→ Your task
Skip the pictures. Repeat everything else in the records word for word.

→ Data section
━━━━━━
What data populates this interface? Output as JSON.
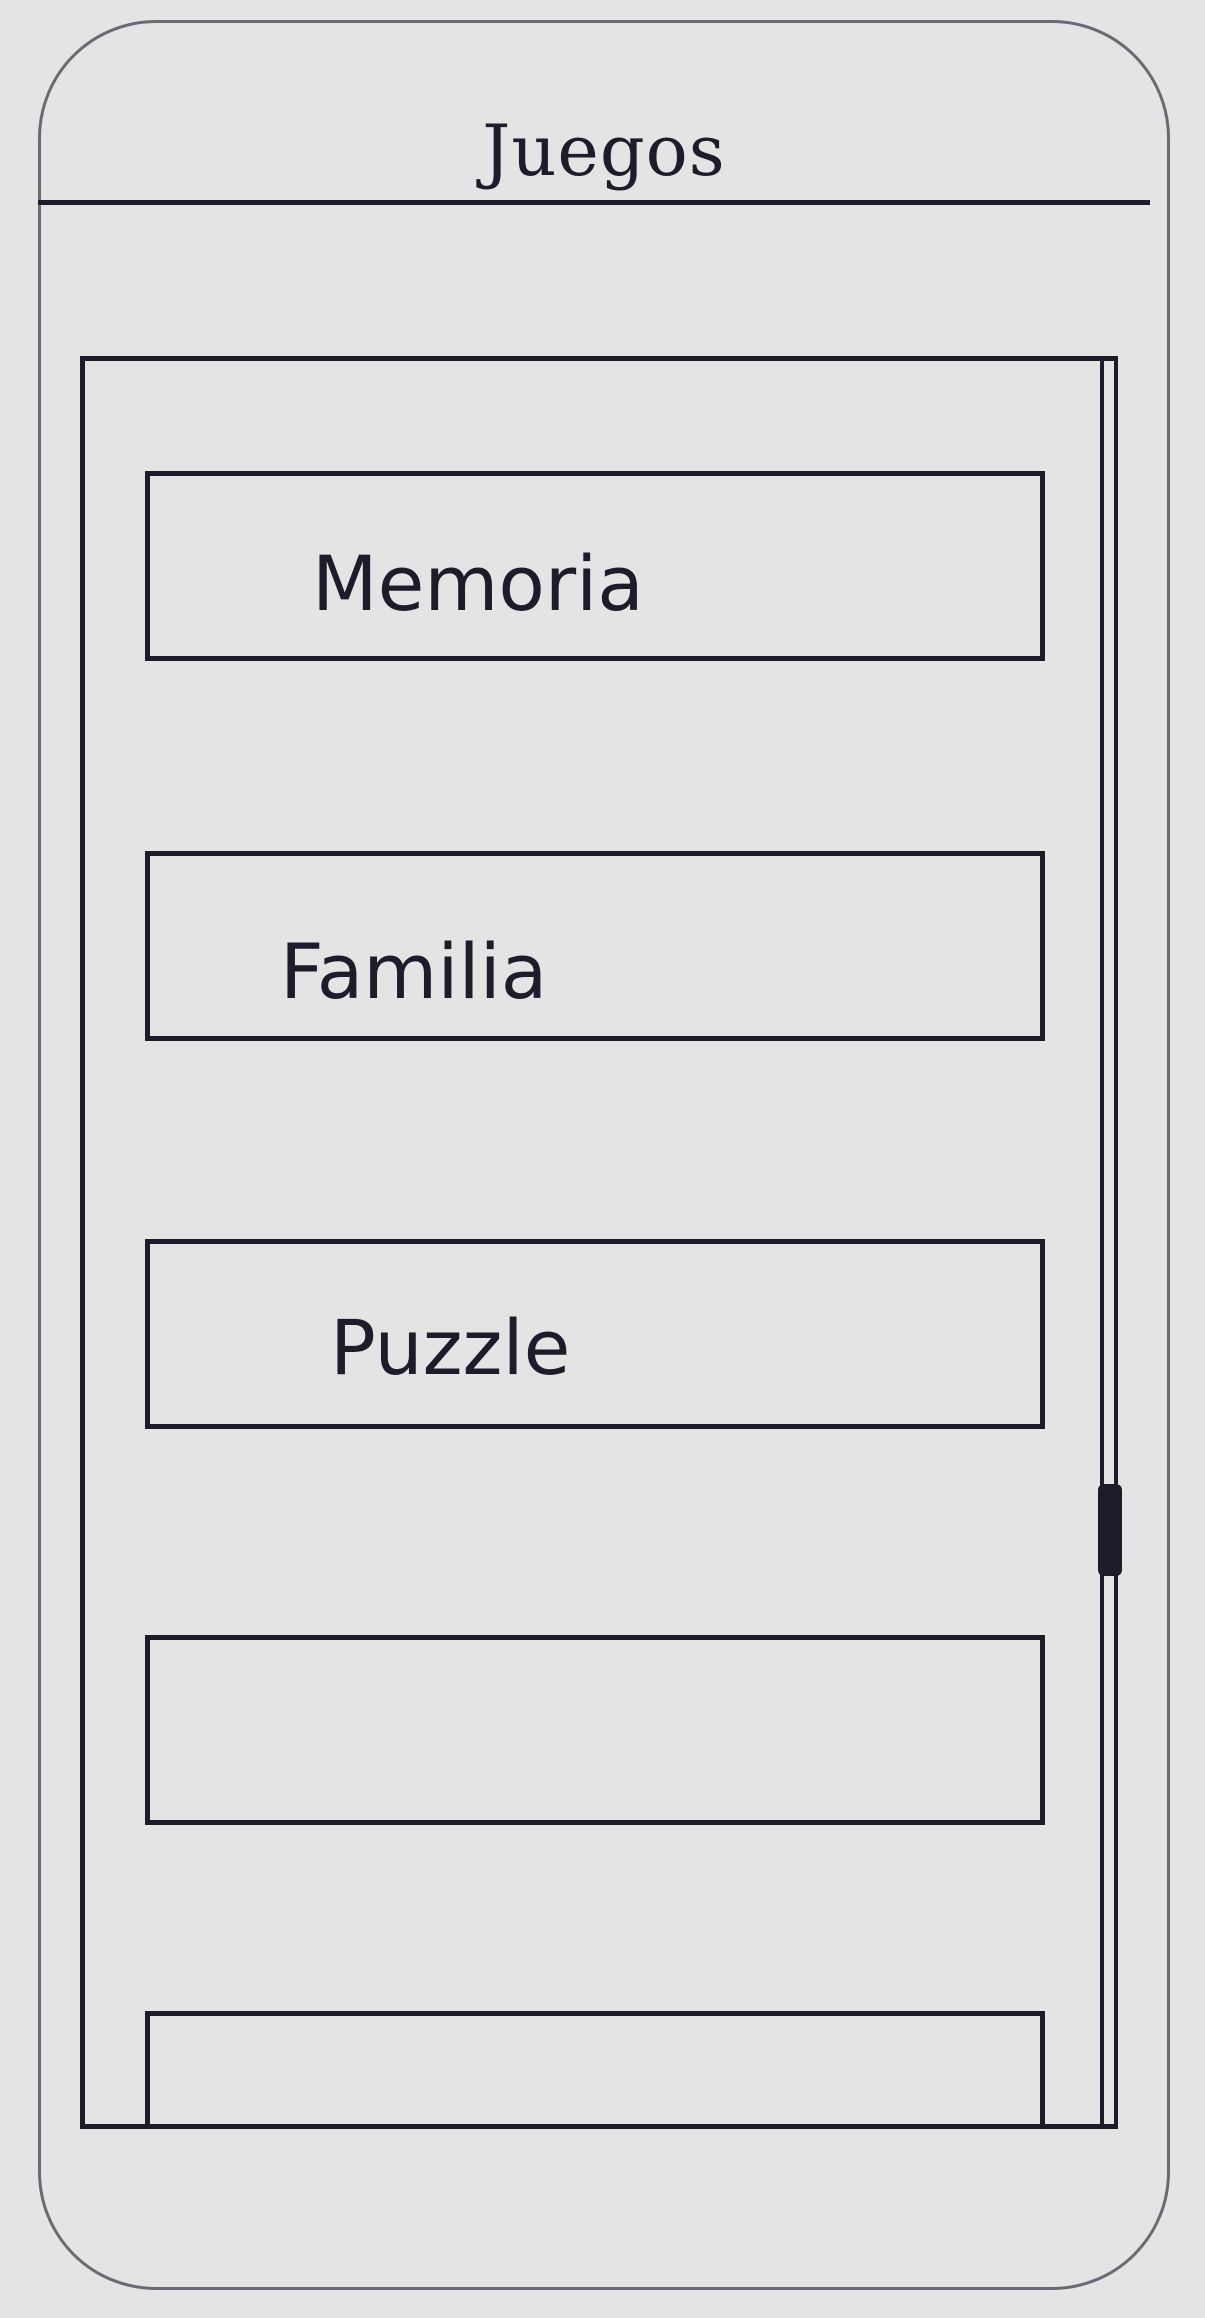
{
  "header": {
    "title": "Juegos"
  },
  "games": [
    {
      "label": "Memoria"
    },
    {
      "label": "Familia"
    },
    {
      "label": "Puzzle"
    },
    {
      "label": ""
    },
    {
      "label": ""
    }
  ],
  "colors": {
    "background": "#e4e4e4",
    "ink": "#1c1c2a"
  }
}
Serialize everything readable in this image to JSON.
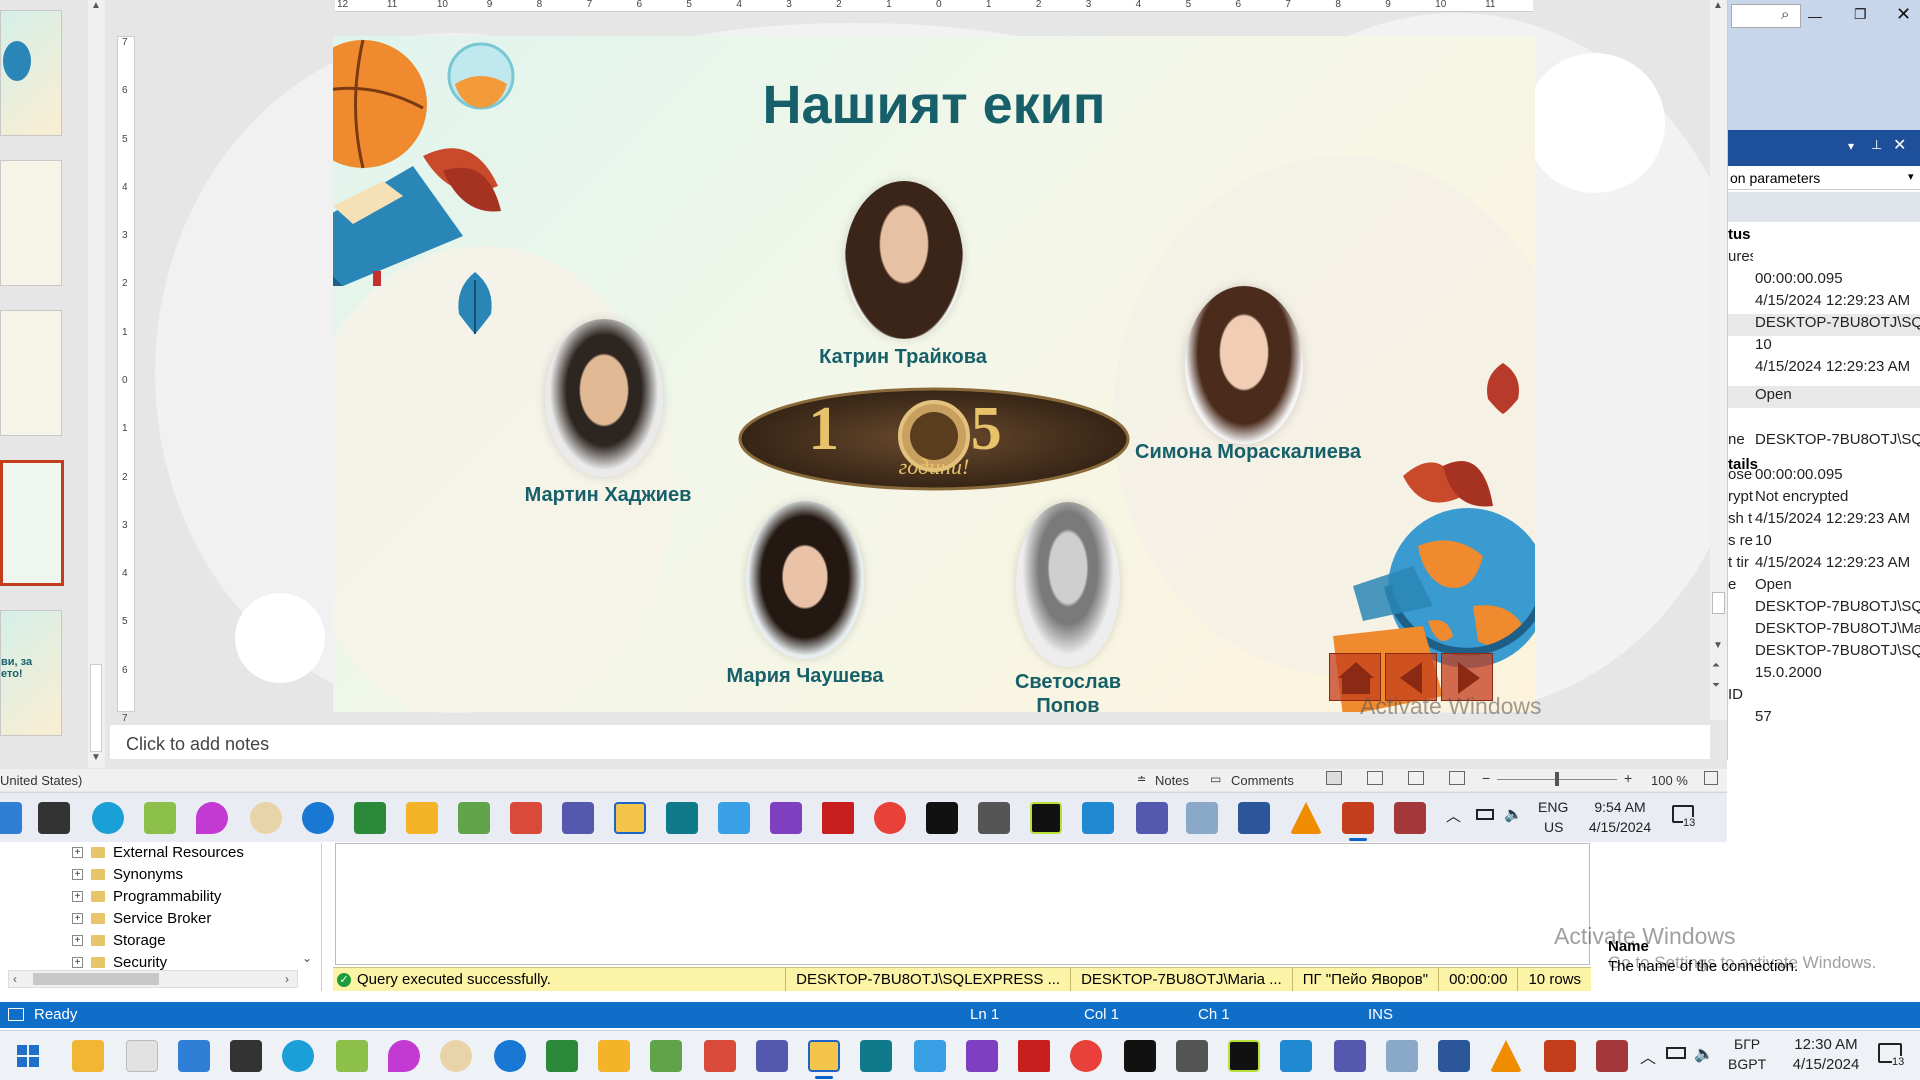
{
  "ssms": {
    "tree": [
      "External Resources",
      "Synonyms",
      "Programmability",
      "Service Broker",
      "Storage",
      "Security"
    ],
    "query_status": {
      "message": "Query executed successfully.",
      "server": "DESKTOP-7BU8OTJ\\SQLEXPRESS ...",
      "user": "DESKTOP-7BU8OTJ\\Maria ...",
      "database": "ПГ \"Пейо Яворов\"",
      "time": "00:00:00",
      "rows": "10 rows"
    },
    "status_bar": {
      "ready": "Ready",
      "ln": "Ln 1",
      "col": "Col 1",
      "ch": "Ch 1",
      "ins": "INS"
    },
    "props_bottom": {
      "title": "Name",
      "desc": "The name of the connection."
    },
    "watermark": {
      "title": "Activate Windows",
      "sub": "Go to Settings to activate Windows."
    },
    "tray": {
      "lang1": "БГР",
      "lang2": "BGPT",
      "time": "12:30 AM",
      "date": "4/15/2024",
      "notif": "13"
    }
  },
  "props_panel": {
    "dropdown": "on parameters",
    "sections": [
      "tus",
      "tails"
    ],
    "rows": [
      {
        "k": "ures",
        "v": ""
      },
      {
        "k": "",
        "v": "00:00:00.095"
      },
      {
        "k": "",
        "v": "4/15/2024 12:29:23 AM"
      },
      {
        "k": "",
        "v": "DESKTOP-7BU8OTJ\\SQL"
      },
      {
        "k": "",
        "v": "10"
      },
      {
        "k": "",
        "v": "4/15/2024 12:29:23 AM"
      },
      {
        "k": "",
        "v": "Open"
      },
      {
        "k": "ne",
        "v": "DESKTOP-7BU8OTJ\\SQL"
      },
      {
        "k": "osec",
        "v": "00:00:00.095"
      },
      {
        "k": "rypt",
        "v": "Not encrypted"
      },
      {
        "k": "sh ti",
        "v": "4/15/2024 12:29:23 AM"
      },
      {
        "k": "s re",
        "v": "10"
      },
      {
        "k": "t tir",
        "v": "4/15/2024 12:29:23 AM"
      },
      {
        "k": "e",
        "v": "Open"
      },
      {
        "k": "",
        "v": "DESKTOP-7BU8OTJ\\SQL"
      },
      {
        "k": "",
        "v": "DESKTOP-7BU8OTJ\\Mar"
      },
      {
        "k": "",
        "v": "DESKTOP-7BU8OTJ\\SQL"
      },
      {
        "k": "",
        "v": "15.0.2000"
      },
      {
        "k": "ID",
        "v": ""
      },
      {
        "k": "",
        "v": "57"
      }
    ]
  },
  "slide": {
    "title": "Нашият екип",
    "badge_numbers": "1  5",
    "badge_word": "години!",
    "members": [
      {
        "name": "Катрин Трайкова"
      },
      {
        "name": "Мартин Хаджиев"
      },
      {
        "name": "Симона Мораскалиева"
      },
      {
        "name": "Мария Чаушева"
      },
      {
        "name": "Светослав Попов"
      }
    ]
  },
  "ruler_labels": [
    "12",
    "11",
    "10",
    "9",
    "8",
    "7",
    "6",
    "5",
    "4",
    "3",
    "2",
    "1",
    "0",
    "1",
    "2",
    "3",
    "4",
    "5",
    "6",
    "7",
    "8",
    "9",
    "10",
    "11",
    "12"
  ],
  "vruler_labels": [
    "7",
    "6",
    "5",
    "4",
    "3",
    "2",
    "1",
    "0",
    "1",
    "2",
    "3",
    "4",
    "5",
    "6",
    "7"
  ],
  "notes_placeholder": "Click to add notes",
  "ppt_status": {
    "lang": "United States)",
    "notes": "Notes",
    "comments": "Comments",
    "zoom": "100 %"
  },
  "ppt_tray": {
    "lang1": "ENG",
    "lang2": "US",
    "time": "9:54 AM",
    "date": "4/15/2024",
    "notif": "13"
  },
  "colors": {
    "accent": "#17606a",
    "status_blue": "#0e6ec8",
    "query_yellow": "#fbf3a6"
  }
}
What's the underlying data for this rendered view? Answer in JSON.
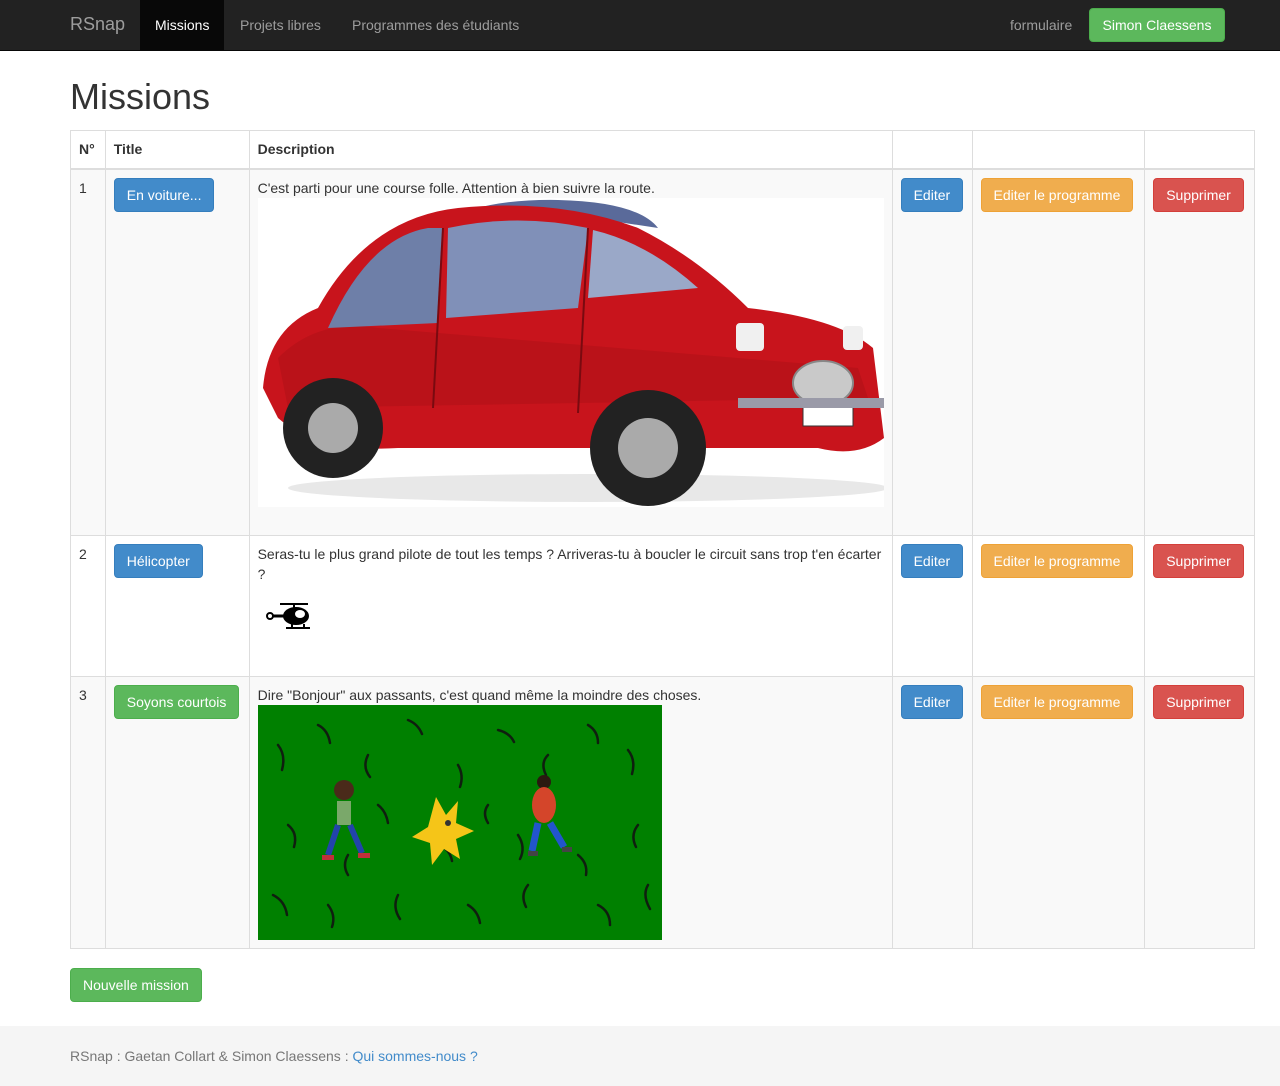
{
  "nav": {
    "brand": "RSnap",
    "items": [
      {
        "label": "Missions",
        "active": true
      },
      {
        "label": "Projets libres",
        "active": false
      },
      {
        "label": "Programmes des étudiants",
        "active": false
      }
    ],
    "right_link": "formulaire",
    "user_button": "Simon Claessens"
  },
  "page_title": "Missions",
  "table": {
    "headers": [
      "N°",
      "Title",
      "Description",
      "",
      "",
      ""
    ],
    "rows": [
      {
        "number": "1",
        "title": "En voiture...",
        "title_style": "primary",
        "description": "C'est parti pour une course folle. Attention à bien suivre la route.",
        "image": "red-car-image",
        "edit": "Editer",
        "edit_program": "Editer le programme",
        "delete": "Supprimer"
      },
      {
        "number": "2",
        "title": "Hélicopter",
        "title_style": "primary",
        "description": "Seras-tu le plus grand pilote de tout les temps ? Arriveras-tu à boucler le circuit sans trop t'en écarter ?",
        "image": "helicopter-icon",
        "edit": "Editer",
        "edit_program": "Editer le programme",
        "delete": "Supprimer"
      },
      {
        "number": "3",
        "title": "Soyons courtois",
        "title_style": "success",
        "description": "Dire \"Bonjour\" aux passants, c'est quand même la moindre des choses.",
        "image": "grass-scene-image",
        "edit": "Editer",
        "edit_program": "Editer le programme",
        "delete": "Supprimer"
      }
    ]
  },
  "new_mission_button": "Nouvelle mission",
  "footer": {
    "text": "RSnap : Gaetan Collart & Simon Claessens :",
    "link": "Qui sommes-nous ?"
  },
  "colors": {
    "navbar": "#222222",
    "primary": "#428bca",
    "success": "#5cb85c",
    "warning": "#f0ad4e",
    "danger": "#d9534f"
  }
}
━━━━━━
→ Response to this exercise
What data populates this interface? Output as JSON.
{
  "header": {
    "title": "Juegos"
  },
  "games": [
    {
      "label": "Memoria"
    },
    {
      "label": "Familia"
    },
    {
      "label": "Puzzle"
    },
    {
      "label": ""
    },
    {
      "label": ""
    }
  ],
  "colors": {
    "background": "#e4e4e4",
    "ink": "#1c1c2a"
  }
}
Serialize everything readable in this image to JSON.
{
  "ssms": {
    "tree": [
      "External Resources",
      "Synonyms",
      "Programmability",
      "Service Broker",
      "Storage",
      "Security"
    ],
    "query_status": {
      "message": "Query executed successfully.",
      "server": "DESKTOP-7BU8OTJ\\SQLEXPRESS ...",
      "user": "DESKTOP-7BU8OTJ\\Maria ...",
      "database": "ПГ \"Пейо Яворов\"",
      "time": "00:00:00",
      "rows": "10 rows"
    },
    "status_bar": {
      "ready": "Ready",
      "ln": "Ln 1",
      "col": "Col 1",
      "ch": "Ch 1",
      "ins": "INS"
    },
    "props_bottom": {
      "title": "Name",
      "desc": "The name of the connection."
    },
    "watermark": {
      "title": "Activate Windows",
      "sub": "Go to Settings to activate Windows."
    },
    "tray": {
      "lang1": "БГР",
      "lang2": "BGPT",
      "time": "12:30 AM",
      "date": "4/15/2024",
      "notif": "13"
    }
  },
  "props_panel": {
    "dropdown": "on parameters",
    "sections": [
      "tus",
      "tails"
    ],
    "rows": [
      {
        "k": "ures",
        "v": ""
      },
      {
        "k": "",
        "v": "00:00:00.095"
      },
      {
        "k": "",
        "v": "4/15/2024 12:29:23 AM"
      },
      {
        "k": "",
        "v": "DESKTOP-7BU8OTJ\\SQL"
      },
      {
        "k": "",
        "v": "10"
      },
      {
        "k": "",
        "v": "4/15/2024 12:29:23 AM"
      },
      {
        "k": "",
        "v": "Open"
      },
      {
        "k": "ne",
        "v": "DESKTOP-7BU8OTJ\\SQL"
      },
      {
        "k": "osec",
        "v": "00:00:00.095"
      },
      {
        "k": "rypt",
        "v": "Not encrypted"
      },
      {
        "k": "sh ti",
        "v": "4/15/2024 12:29:23 AM"
      },
      {
        "k": "s re",
        "v": "10"
      },
      {
        "k": "t tir",
        "v": "4/15/2024 12:29:23 AM"
      },
      {
        "k": "e",
        "v": "Open"
      },
      {
        "k": "",
        "v": "DESKTOP-7BU8OTJ\\SQL"
      },
      {
        "k": "",
        "v": "DESKTOP-7BU8OTJ\\Mar"
      },
      {
        "k": "",
        "v": "DESKTOP-7BU8OTJ\\SQL"
      },
      {
        "k": "",
        "v": "15.0.2000"
      },
      {
        "k": "ID",
        "v": ""
      },
      {
        "k": "",
        "v": "57"
      }
    ]
  },
  "slide": {
    "title": "Нашият екип",
    "badge_numbers": "1  5",
    "badge_word": "години!",
    "members": [
      {
        "name": "Катрин Трайкова"
      },
      {
        "name": "Мартин Хаджиев"
      },
      {
        "name": "Симона Мораскалиева"
      },
      {
        "name": "Мария Чаушева"
      },
      {
        "name": "Светослав Попов"
      }
    ]
  },
  "ruler_labels": [
    "12",
    "11",
    "10",
    "9",
    "8",
    "7",
    "6",
    "5",
    "4",
    "3",
    "2",
    "1",
    "0",
    "1",
    "2",
    "3",
    "4",
    "5",
    "6",
    "7",
    "8",
    "9",
    "10",
    "11",
    "12"
  ],
  "vruler_labels": [
    "7",
    "6",
    "5",
    "4",
    "3",
    "2",
    "1",
    "0",
    "1",
    "2",
    "3",
    "4",
    "5",
    "6",
    "7"
  ],
  "notes_placeholder": "Click to add notes",
  "ppt_status": {
    "lang": "United States)",
    "notes": "Notes",
    "comments": "Comments",
    "zoom": "100 %"
  },
  "ppt_tray": {
    "lang1": "ENG",
    "lang2": "US",
    "time": "9:54 AM",
    "date": "4/15/2024",
    "notif": "13"
  },
  "colors": {
    "accent": "#17606a",
    "status_blue": "#0e6ec8",
    "query_yellow": "#fbf3a6"
  }
}
What's the underlying data for this rendered view? Answer in JSON.
{
  "nav": {
    "brand": "RSnap",
    "items": [
      {
        "label": "Missions",
        "active": true
      },
      {
        "label": "Projets libres",
        "active": false
      },
      {
        "label": "Programmes des étudiants",
        "active": false
      }
    ],
    "right_link": "formulaire",
    "user_button": "Simon Claessens"
  },
  "page_title": "Missions",
  "table": {
    "headers": [
      "N°",
      "Title",
      "Description",
      "",
      "",
      ""
    ],
    "rows": [
      {
        "number": "1",
        "title": "En voiture...",
        "title_style": "primary",
        "description": "C'est parti pour une course folle. Attention à bien suivre la route.",
        "image": "red-car-image",
        "edit": "Editer",
        "edit_program": "Editer le programme",
        "delete": "Supprimer"
      },
      {
        "number": "2",
        "title": "Hélicopter",
        "title_style": "primary",
        "description": "Seras-tu le plus grand pilote de tout les temps ? Arriveras-tu à boucler le circuit sans trop t'en écarter ?",
        "image": "helicopter-icon",
        "edit": "Editer",
        "edit_program": "Editer le programme",
        "delete": "Supprimer"
      },
      {
        "number": "3",
        "title": "Soyons courtois",
        "title_style": "success",
        "description": "Dire \"Bonjour\" aux passants, c'est quand même la moindre des choses.",
        "image": "grass-scene-image",
        "edit": "Editer",
        "edit_program": "Editer le programme",
        "delete": "Supprimer"
      }
    ]
  },
  "new_mission_button": "Nouvelle mission",
  "footer": {
    "text": "RSnap : Gaetan Collart & Simon Claessens :",
    "link": "Qui sommes-nous ?"
  },
  "colors": {
    "navbar": "#222222",
    "primary": "#428bca",
    "success": "#5cb85c",
    "warning": "#f0ad4e",
    "danger": "#d9534f"
  }
}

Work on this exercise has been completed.